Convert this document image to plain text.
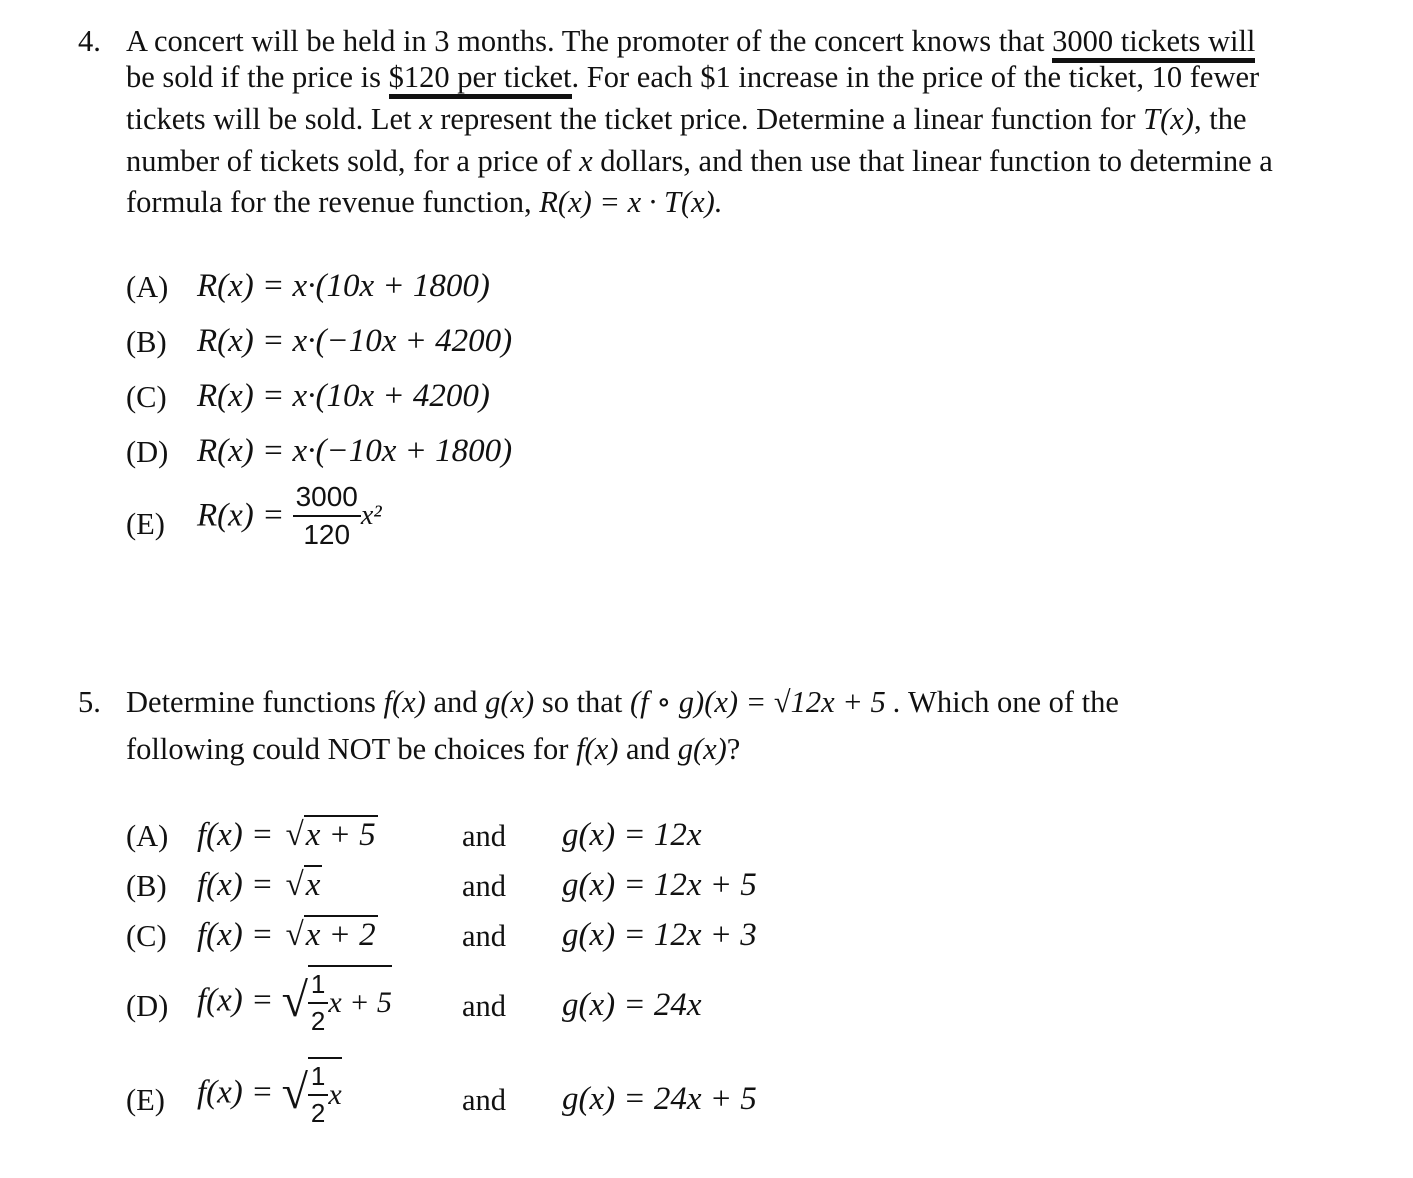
4. A concert will be held in 3 months. The promoter of the concert knows that 3000 tickets will
be sold if the price is $120 per ticket. For each $1 increase in the price of the ticket, 10 fewer
tickets will be sold. Let x represent the ticket price. Determine a linear function for T(x), the
number of tickets sold, for a price of x dollars, and then use that linear function to determine a
formula for the revenue function, R(x) = x · T(x).
(A) R(x) = x·(10x + 1800)
(B) R(x) = x·(−10x + 4200)
(C) R(x) = x·(10x + 4200)
(D) R(x) = x·(−10x + 1800)
(E) $R(x) = \frac{3000}{120} x^2$
5. Determine functions f(x) and g(x) so that (f ∘ g)(x) = √12x + 5 . Which one of the
following could NOT be choices for f(x) and g(x)?
(A) f(x) = √x + 5	and g(x) = 12x
(B) f(x) = √x	and g(x) = 12x + 5
(C) f(x) = √x + 2	and g(x) = 12x + 3
(D) f(x) = √ $\frac{1}{2}$ x + 5 and g(x) = 24x
(E) f(x) = √ $\frac{1}{2}$ x	and g(x) = 24x + 5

━━━

→ **WHAT IS EXPECTED**:
Tally the lines that hold the string "sold" and state the total, nothing more.

→ **SOLUTION BELOW**:
3